**WRITTEN REQUEST**
Wherever the string "intériorité" appears in a line, extract that line.

**INPUT RECORDS**

§ §

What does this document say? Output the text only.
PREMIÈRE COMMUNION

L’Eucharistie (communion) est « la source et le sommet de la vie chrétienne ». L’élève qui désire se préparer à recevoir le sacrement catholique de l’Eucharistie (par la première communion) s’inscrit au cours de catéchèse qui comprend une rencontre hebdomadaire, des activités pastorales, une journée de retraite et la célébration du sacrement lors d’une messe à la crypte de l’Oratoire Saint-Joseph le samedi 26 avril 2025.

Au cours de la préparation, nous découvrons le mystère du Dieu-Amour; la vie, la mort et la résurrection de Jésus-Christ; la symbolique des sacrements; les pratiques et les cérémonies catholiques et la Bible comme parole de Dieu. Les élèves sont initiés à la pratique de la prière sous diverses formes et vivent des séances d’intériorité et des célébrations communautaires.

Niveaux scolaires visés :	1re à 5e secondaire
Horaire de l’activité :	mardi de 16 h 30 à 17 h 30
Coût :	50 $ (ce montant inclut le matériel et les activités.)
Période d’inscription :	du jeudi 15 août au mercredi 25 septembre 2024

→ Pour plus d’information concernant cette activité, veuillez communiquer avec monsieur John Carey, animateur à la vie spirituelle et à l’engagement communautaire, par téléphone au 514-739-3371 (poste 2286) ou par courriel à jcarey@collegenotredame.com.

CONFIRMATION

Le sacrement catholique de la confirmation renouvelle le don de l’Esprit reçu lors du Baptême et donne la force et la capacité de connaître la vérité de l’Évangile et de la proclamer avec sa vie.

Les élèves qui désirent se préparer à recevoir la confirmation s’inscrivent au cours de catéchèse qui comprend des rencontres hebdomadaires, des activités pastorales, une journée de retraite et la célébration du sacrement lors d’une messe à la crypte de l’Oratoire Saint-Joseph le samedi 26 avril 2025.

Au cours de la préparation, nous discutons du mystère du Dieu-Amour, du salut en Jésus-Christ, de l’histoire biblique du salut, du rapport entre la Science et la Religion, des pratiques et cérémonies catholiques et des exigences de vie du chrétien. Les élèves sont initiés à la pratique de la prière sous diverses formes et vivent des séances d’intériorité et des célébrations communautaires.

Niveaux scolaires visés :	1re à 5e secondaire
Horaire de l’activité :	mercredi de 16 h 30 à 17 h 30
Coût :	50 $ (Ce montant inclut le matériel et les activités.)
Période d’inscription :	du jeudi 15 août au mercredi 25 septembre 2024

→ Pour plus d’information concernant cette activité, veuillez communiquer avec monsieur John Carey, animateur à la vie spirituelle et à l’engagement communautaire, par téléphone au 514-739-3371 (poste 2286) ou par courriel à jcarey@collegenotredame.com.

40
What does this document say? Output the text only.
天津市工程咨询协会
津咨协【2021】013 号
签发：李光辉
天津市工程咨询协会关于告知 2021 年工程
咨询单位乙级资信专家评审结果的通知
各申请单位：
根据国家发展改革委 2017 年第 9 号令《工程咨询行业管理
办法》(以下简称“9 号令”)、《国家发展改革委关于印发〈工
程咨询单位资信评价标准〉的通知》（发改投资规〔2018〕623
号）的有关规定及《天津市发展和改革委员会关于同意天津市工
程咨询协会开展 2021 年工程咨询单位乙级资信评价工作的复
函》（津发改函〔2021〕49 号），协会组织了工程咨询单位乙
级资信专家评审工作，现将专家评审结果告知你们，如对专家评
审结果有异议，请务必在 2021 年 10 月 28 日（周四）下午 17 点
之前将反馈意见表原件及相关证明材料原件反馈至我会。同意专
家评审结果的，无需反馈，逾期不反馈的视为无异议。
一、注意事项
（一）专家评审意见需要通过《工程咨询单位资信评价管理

§ §

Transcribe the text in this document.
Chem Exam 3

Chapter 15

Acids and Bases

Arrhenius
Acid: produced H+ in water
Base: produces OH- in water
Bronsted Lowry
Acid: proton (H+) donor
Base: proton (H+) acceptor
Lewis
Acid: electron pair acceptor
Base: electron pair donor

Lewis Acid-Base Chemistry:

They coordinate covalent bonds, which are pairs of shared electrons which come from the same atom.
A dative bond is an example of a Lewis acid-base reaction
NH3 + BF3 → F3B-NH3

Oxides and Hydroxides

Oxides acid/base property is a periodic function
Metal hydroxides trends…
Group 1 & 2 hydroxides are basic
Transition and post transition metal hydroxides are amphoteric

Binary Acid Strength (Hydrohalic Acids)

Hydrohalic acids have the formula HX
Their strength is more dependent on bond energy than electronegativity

§ §

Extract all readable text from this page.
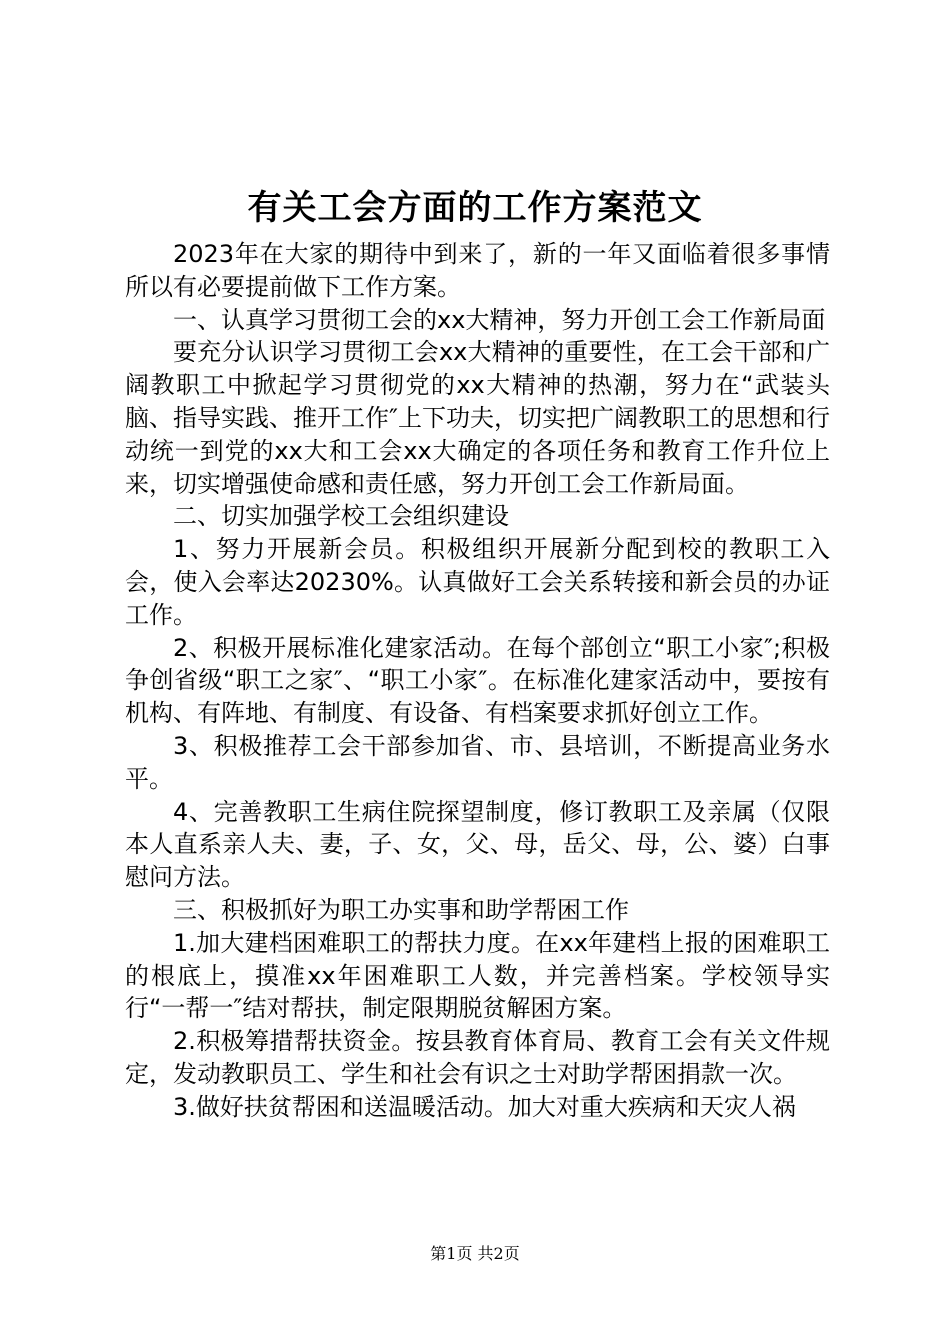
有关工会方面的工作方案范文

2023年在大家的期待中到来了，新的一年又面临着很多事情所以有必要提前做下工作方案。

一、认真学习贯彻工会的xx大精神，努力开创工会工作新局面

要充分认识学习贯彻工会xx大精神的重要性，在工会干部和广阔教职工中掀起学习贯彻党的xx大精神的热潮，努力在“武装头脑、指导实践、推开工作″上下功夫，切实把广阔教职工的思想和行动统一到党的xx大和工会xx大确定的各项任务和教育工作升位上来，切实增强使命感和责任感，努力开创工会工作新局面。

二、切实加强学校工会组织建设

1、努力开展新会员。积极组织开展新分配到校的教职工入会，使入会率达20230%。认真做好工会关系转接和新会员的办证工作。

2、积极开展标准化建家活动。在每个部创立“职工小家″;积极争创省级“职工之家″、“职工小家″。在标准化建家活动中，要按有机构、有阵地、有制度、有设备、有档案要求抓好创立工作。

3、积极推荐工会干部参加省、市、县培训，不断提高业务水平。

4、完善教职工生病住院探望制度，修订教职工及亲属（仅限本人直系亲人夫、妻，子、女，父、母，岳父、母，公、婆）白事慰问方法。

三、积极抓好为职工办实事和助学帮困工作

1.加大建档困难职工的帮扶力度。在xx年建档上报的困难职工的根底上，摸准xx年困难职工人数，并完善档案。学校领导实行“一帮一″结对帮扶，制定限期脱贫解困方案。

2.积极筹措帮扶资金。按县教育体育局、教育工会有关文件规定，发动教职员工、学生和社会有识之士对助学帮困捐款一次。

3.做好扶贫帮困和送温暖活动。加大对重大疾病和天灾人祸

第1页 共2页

§ §

**RESULT OF THIS TASK**
Au cours de la préparation, nous découvrons le mystère du Dieu-Amour; la vie, la mort et la résurrection de Jésus-Christ; la symbolique des sacrements; les pratiques et les cérémonies catholiques et la Bible comme parole de Dieu. Les élèves sont initiés à la pratique de la prière sous diverses formes et vivent des séances d’intériorité et des célébrations communautaires.
Au cours de la préparation, nous discutons du mystère du Dieu-Amour, du salut en Jésus-Christ, de l’histoire biblique du salut, du rapport entre la Science et la Religion, des pratiques et cérémonies catholiques et des exigences de vie du chrétien. Les élèves sont initiés à la pratique de la prière sous diverses formes et vivent des séances d’intériorité et des célébrations communautaires.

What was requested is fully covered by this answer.